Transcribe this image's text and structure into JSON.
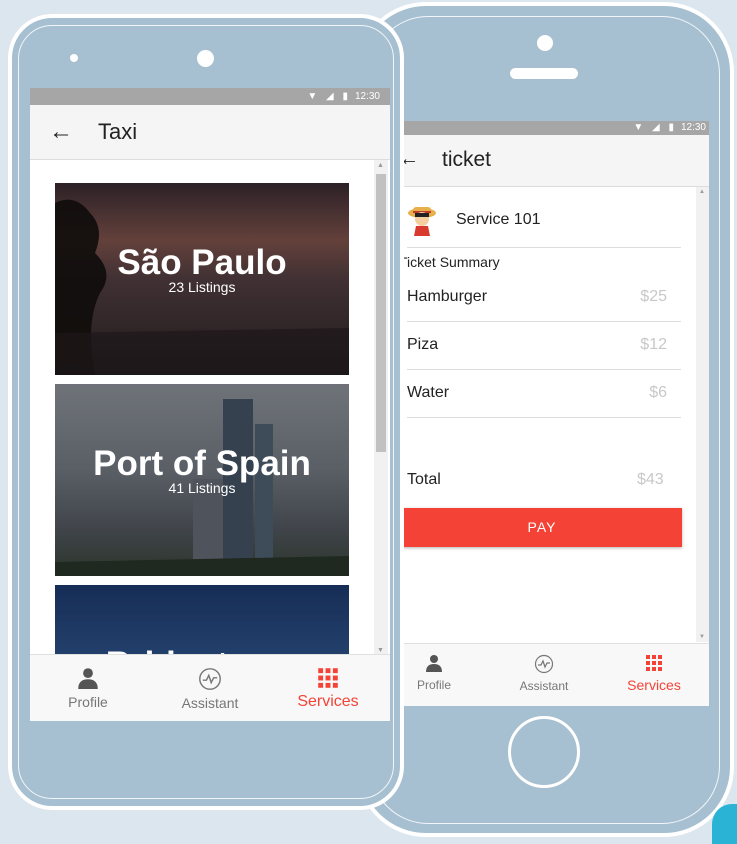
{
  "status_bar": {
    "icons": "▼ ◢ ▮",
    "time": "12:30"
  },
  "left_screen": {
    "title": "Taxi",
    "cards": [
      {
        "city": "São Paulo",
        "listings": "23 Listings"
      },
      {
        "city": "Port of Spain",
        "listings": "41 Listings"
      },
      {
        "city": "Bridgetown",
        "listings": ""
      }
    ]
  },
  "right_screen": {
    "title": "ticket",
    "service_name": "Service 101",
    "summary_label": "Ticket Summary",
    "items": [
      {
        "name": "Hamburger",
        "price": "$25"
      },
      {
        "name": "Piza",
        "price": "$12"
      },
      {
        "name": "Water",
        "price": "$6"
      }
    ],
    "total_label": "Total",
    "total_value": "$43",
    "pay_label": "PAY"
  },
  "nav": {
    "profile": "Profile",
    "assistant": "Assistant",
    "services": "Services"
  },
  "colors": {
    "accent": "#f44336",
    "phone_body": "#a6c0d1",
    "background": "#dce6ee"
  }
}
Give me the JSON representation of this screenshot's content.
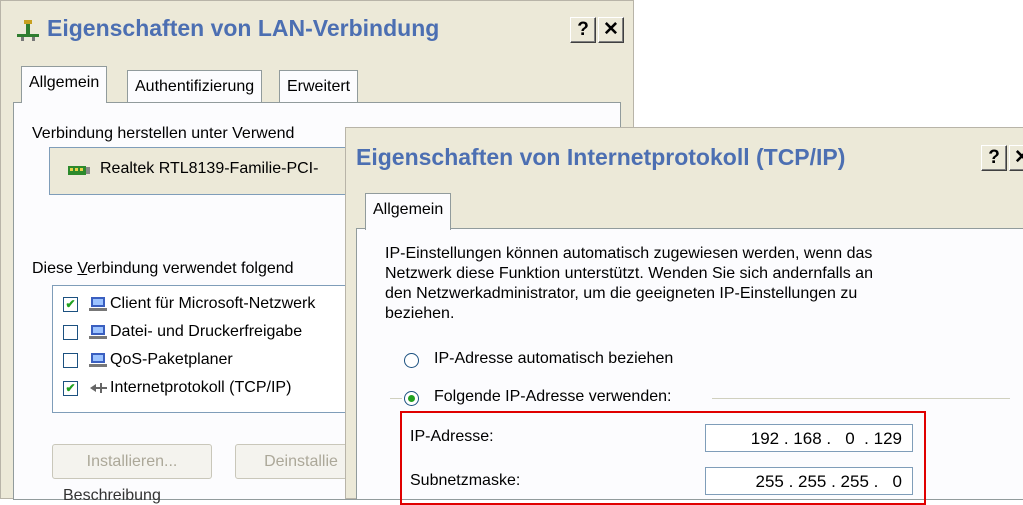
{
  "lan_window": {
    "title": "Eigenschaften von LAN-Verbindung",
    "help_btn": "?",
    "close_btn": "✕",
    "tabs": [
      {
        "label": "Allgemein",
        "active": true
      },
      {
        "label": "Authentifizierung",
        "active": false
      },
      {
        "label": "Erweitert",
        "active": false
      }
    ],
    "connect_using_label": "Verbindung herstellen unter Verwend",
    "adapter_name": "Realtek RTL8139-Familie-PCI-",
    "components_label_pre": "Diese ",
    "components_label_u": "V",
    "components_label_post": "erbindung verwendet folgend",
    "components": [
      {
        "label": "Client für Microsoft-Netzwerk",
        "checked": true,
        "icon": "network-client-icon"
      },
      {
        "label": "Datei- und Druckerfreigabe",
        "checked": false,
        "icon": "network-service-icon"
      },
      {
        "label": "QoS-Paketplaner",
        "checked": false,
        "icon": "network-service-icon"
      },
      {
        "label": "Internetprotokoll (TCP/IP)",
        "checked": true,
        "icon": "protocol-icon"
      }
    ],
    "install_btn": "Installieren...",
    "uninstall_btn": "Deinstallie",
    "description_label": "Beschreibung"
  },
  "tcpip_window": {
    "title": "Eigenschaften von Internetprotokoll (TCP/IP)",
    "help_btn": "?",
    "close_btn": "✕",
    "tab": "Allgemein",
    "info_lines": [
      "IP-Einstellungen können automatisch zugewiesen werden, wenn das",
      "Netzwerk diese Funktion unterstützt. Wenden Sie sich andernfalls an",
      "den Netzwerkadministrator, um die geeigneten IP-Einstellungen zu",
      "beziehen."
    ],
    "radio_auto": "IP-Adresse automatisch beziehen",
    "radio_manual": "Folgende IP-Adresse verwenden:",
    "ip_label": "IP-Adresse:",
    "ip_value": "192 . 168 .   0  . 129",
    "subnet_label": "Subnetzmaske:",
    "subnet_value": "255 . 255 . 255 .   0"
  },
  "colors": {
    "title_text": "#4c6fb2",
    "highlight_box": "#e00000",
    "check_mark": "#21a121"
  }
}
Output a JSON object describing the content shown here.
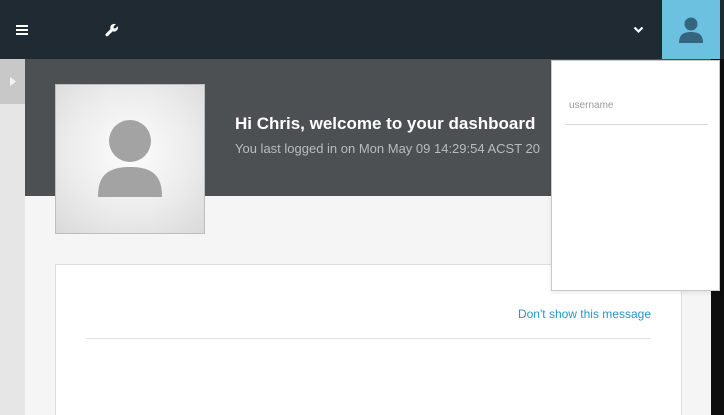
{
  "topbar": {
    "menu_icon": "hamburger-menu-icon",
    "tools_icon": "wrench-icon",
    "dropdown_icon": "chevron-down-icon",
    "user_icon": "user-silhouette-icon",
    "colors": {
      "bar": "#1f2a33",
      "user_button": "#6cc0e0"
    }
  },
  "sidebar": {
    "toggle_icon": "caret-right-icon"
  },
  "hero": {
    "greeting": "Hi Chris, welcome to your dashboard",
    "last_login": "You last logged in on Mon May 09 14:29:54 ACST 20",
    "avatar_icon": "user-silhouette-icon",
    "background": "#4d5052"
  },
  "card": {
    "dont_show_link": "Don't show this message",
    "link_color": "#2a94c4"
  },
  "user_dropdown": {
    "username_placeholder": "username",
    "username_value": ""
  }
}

-----

What you have to do: Lines containing the string "listings" should be counted; reply with their number and nothing more.

Response for this exercise: 3